Dataset entries:
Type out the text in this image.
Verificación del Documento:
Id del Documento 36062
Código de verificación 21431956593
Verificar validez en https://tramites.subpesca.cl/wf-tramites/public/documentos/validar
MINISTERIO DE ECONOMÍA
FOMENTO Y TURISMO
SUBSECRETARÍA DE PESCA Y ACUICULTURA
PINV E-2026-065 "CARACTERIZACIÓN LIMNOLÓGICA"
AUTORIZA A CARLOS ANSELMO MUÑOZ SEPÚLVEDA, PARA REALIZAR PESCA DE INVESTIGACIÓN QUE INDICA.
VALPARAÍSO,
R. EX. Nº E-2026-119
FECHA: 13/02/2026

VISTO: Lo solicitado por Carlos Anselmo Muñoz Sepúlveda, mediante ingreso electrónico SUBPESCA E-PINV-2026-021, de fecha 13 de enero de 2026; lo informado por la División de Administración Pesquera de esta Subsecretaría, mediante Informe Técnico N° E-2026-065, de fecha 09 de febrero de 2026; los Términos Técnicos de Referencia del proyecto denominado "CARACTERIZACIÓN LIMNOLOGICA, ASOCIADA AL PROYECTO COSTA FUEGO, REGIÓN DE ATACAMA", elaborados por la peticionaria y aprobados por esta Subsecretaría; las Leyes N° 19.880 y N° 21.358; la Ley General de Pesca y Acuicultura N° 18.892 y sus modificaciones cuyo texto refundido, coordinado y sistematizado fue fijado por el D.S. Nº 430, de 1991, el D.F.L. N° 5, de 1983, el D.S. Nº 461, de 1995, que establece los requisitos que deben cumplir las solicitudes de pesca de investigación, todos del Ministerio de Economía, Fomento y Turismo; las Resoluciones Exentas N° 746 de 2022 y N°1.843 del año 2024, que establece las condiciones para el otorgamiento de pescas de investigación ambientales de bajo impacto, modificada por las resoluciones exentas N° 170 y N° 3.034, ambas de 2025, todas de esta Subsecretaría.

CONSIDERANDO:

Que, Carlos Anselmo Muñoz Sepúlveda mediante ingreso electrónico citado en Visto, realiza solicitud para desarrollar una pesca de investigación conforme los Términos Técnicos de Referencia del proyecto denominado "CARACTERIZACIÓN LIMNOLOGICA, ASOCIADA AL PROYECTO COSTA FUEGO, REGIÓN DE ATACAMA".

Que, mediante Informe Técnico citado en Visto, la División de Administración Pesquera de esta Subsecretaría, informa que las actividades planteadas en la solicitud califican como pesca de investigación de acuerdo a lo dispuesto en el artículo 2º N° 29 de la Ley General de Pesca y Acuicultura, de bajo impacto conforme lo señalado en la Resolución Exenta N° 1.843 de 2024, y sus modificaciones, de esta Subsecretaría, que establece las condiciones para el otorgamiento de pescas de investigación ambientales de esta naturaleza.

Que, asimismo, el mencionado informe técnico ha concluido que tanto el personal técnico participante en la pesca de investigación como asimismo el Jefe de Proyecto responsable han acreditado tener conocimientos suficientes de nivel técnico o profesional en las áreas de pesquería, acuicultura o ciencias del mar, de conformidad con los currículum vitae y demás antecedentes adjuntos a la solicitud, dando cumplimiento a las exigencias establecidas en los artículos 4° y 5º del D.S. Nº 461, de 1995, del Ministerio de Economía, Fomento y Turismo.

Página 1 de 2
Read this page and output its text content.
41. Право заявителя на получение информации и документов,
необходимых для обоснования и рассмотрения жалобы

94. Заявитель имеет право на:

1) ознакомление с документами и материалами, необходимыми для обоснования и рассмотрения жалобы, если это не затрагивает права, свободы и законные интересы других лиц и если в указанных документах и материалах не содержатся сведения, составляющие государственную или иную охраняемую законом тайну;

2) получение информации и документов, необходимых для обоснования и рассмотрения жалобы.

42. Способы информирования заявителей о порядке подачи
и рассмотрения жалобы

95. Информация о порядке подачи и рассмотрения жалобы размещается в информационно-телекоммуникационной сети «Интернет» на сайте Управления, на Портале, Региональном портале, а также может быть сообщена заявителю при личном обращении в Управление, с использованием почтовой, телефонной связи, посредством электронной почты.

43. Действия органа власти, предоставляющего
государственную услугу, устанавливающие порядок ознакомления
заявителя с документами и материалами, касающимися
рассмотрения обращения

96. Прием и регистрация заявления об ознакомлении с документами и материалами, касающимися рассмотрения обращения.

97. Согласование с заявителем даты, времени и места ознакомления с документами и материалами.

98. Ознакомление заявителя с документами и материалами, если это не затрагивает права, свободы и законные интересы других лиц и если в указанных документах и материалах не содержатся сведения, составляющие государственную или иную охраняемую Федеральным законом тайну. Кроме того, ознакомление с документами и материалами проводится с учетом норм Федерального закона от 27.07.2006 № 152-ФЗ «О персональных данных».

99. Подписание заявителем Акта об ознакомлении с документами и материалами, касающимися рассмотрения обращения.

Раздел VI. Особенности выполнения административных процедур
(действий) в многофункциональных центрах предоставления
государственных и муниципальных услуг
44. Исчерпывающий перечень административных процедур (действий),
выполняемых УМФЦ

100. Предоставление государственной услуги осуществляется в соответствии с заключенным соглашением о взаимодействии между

_INSTRUCTIONS FOR THE TASK:_
Make an exact copy of the material above.

_RESULT OF THE EXERCISE:_
Type out the text in this image.
Verificación del Documento:
Id del Documento 36062
Código de verificación 21431956593
Verificar validez en https://tramites.subpesca.cl/wf-tramites/public/documentos/validar
MINISTERIO DE ECONOMÍA
FOMENTO Y TURISMO
SUBSECRETARÍA DE PESCA Y ACUICULTURA
PINV E-2026-065 "CARACTERIZACIÓN LIMNOLÓGICA"
AUTORIZA A CARLOS ANSELMO MUÑOZ SEPÚLVEDA, PARA REALIZAR PESCA DE INVESTIGACIÓN QUE INDICA.
VALPARAÍSO,
R. EX. Nº E-2026-119
FECHA: 13/02/2026

VISTO: Lo solicitado por Carlos Anselmo Muñoz Sepúlveda, mediante ingreso electrónico SUBPESCA E-PINV-2026-021, de fecha 13 de enero de 2026; lo informado por la División de Administración Pesquera de esta Subsecretaría, mediante Informe Técnico N° E-2026-065, de fecha 09 de febrero de 2026; los Términos Técnicos de Referencia del proyecto denominado "CARACTERIZACIÓN LIMNOLOGICA, ASOCIADA AL PROYECTO COSTA FUEGO, REGIÓN DE ATACAMA", elaborados por la peticionaria y aprobados por esta Subsecretaría; las Leyes N° 19.880 y N° 21.358; la Ley General de Pesca y Acuicultura N° 18.892 y sus modificaciones cuyo texto refundido, coordinado y sistematizado fue fijado por el D.S. Nº 430, de 1991, el D.F.L. N° 5, de 1983, el D.S. Nº 461, de 1995, que establece los requisitos que deben cumplir las solicitudes de pesca de investigación, todos del Ministerio de Economía, Fomento y Turismo; las Resoluciones Exentas N° 746 de 2022 y N°1.843 del año 2024, que establece las condiciones para el otorgamiento de pescas de investigación ambientales de bajo impacto, modificada por las resoluciones exentas N° 170 y N° 3.034, ambas de 2025, todas de esta Subsecretaría.

CONSIDERANDO:

Que, Carlos Anselmo Muñoz Sepúlveda mediante ingreso electrónico citado en Visto, realiza solicitud para desarrollar una pesca de investigación conforme los Términos Técnicos de Referencia del proyecto denominado "CARACTERIZACIÓN LIMNOLOGICA, ASOCIADA AL PROYECTO COSTA FUEGO, REGIÓN DE ATACAMA".

Que, mediante Informe Técnico citado en Visto, la División de Administración Pesquera de esta Subsecretaría, informa que las actividades planteadas en la solicitud califican como pesca de investigación de acuerdo a lo dispuesto en el artículo 2º N° 29 de la Ley General de Pesca y Acuicultura, de bajo impacto conforme lo señalado en la Resolución Exenta N° 1.843 de 2024, y sus modificaciones, de esta Subsecretaría, que establece las condiciones para el otorgamiento de pescas de investigación ambientales de esta naturaleza.

Que, asimismo, el mencionado informe técnico ha concluido que tanto el personal técnico participante en la pesca de investigación como asimismo el Jefe de Proyecto responsable han acreditado tener conocimientos suficientes de nivel técnico o profesional en las áreas de pesquería, acuicultura o ciencias del mar, de conformidad con los currículum vitae y demás antecedentes adjuntos a la solicitud, dando cumplimiento a las exigencias establecidas en los artículos 4° y 5º del D.S. Nº 461, de 1995, del Ministerio de Economía, Fomento y Turismo.

Página 1 de 2
Read this page and output its text content.
41. Право заявителя на получение информации и документов,
необходимых для обоснования и рассмотрения жалобы

94. Заявитель имеет право на:

1) ознакомление с документами и материалами, необходимыми для обоснования и рассмотрения жалобы, если это не затрагивает права, свободы и законные интересы других лиц и если в указанных документах и материалах не содержатся сведения, составляющие государственную или иную охраняемую законом тайну;

2) получение информации и документов, необходимых для обоснования и рассмотрения жалобы.

42. Способы информирования заявителей о порядке подачи
и рассмотрения жалобы

95. Информация о порядке подачи и рассмотрения жалобы размещается в информационно-телекоммуникационной сети «Интернет» на сайте Управления, на Портале, Региональном портале, а также может быть сообщена заявителю при личном обращении в Управление, с использованием почтовой, телефонной связи, посредством электронной почты.

43. Действия органа власти, предоставляющего
государственную услугу, устанавливающие порядок ознакомления
заявителя с документами и материалами, касающимися
рассмотрения обращения

96. Прием и регистрация заявления об ознакомлении с документами и материалами, касающимися рассмотрения обращения.

97. Согласование с заявителем даты, времени и места ознакомления с документами и материалами.

98. Ознакомление заявителя с документами и материалами, если это не затрагивает права, свободы и законные интересы других лиц и если в указанных документах и материалах не содержатся сведения, составляющие государственную или иную охраняемую Федеральным законом тайну. Кроме того, ознакомление с документами и материалами проводится с учетом норм Федерального закона от 27.07.2006 № 152-ФЗ «О персональных данных».

99. Подписание заявителем Акта об ознакомлении с документами и материалами, касающимися рассмотрения обращения.

Раздел VI. Особенности выполнения административных процедур
(действий) в многофункциональных центрах предоставления
государственных и муниципальных услуг
44. Исчерпывающий перечень административных процедур (действий),
выполняемых УМФЦ

100. Предоставление государственной услуги осуществляется в соответствии с заключенным соглашением о взаимодействии между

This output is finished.